— begin MATERIAL PROVIDED —
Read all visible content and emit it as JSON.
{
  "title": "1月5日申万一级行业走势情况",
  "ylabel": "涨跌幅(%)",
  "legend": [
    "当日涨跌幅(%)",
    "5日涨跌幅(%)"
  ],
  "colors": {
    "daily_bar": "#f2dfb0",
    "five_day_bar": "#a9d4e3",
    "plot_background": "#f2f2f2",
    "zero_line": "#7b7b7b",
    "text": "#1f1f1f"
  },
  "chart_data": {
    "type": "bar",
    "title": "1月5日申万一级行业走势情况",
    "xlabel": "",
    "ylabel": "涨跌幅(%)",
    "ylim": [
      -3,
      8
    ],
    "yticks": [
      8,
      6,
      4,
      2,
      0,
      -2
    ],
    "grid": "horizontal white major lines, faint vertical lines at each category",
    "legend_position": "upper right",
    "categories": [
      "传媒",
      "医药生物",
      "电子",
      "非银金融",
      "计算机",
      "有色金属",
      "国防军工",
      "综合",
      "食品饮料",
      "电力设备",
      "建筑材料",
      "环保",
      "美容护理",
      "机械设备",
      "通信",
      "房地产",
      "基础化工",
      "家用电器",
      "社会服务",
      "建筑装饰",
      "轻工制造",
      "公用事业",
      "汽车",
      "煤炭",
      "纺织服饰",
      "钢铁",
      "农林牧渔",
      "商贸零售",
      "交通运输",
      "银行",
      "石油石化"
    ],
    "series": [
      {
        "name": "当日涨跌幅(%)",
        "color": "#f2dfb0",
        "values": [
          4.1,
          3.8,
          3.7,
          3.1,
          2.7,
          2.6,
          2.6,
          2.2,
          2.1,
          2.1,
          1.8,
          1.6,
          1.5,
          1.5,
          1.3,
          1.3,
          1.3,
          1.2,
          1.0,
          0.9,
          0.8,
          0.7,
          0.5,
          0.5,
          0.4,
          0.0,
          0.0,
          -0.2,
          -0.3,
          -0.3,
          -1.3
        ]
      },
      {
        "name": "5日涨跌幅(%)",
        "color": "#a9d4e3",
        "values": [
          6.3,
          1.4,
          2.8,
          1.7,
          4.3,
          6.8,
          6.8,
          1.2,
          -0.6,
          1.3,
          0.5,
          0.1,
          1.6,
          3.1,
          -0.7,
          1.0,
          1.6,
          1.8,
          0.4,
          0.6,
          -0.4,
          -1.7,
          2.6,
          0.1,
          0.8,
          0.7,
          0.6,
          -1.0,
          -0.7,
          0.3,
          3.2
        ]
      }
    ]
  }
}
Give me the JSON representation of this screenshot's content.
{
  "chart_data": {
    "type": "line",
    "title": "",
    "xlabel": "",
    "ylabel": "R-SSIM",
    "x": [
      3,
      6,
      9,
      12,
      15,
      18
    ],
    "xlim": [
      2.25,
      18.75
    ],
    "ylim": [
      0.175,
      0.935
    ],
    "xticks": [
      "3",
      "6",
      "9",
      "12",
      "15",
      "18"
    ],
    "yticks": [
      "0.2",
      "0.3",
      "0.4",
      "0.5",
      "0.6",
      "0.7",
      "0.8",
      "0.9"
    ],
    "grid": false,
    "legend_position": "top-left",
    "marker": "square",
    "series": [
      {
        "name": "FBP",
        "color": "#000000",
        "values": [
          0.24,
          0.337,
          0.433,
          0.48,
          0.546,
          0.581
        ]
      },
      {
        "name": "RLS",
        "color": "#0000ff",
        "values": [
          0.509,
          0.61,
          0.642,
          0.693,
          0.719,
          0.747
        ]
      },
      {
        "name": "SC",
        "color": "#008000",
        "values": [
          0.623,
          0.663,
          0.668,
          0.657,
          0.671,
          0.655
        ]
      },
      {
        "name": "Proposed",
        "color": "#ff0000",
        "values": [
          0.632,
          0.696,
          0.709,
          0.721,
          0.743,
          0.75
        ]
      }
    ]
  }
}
— end MATERIAL PROVIDED —
* _REQUIREMENT_: The records above should be restated word for word, please.

* _WORKED ANSWER_:
Read all visible content and emit it as JSON.
{
  "title": "1月5日申万一级行业走势情况",
  "ylabel": "涨跌幅(%)",
  "legend": [
    "当日涨跌幅(%)",
    "5日涨跌幅(%)"
  ],
  "colors": {
    "daily_bar": "#f2dfb0",
    "five_day_bar": "#a9d4e3",
    "plot_background": "#f2f2f2",
    "zero_line": "#7b7b7b",
    "text": "#1f1f1f"
  },
  "chart_data": {
    "type": "bar",
    "title": "1月5日申万一级行业走势情况",
    "xlabel": "",
    "ylabel": "涨跌幅(%)",
    "ylim": [
      -3,
      8
    ],
    "yticks": [
      8,
      6,
      4,
      2,
      0,
      -2
    ],
    "grid": "horizontal white major lines, faint vertical lines at each category",
    "legend_position": "upper right",
    "categories": [
      "传媒",
      "医药生物",
      "电子",
      "非银金融",
      "计算机",
      "有色金属",
      "国防军工",
      "综合",
      "食品饮料",
      "电力设备",
      "建筑材料",
      "环保",
      "美容护理",
      "机械设备",
      "通信",
      "房地产",
      "基础化工",
      "家用电器",
      "社会服务",
      "建筑装饰",
      "轻工制造",
      "公用事业",
      "汽车",
      "煤炭",
      "纺织服饰",
      "钢铁",
      "农林牧渔",
      "商贸零售",
      "交通运输",
      "银行",
      "石油石化"
    ],
    "series": [
      {
        "name": "当日涨跌幅(%)",
        "color": "#f2dfb0",
        "values": [
          4.1,
          3.8,
          3.7,
          3.1,
          2.7,
          2.6,
          2.6,
          2.2,
          2.1,
          2.1,
          1.8,
          1.6,
          1.5,
          1.5,
          1.3,
          1.3,
          1.3,
          1.2,
          1.0,
          0.9,
          0.8,
          0.7,
          0.5,
          0.5,
          0.4,
          0.0,
          0.0,
          -0.2,
          -0.3,
          -0.3,
          -1.3
        ]
      },
      {
        "name": "5日涨跌幅(%)",
        "color": "#a9d4e3",
        "values": [
          6.3,
          1.4,
          2.8,
          1.7,
          4.3,
          6.8,
          6.8,
          1.2,
          -0.6,
          1.3,
          0.5,
          0.1,
          1.6,
          3.1,
          -0.7,
          1.0,
          1.6,
          1.8,
          0.4,
          0.6,
          -0.4,
          -1.7,
          2.6,
          0.1,
          0.8,
          0.7,
          0.6,
          -1.0,
          -0.7,
          0.3,
          3.2
        ]
      }
    ]
  }
}
Give me the JSON representation of this screenshot's content.
{
  "chart_data": {
    "type": "line",
    "title": "",
    "xlabel": "",
    "ylabel": "R-SSIM",
    "x": [
      3,
      6,
      9,
      12,
      15,
      18
    ],
    "xlim": [
      2.25,
      18.75
    ],
    "ylim": [
      0.175,
      0.935
    ],
    "xticks": [
      "3",
      "6",
      "9",
      "12",
      "15",
      "18"
    ],
    "yticks": [
      "0.2",
      "0.3",
      "0.4",
      "0.5",
      "0.6",
      "0.7",
      "0.8",
      "0.9"
    ],
    "grid": false,
    "legend_position": "top-left",
    "marker": "square",
    "series": [
      {
        "name": "FBP",
        "color": "#000000",
        "values": [
          0.24,
          0.337,
          0.433,
          0.48,
          0.546,
          0.581
        ]
      },
      {
        "name": "RLS",
        "color": "#0000ff",
        "values": [
          0.509,
          0.61,
          0.642,
          0.693,
          0.719,
          0.747
        ]
      },
      {
        "name": "SC",
        "color": "#008000",
        "values": [
          0.623,
          0.663,
          0.668,
          0.657,
          0.671,
          0.655
        ]
      },
      {
        "name": "Proposed",
        "color": "#ff0000",
        "values": [
          0.632,
          0.696,
          0.709,
          0.721,
          0.743,
          0.75
        ]
      }
    ]
  }
}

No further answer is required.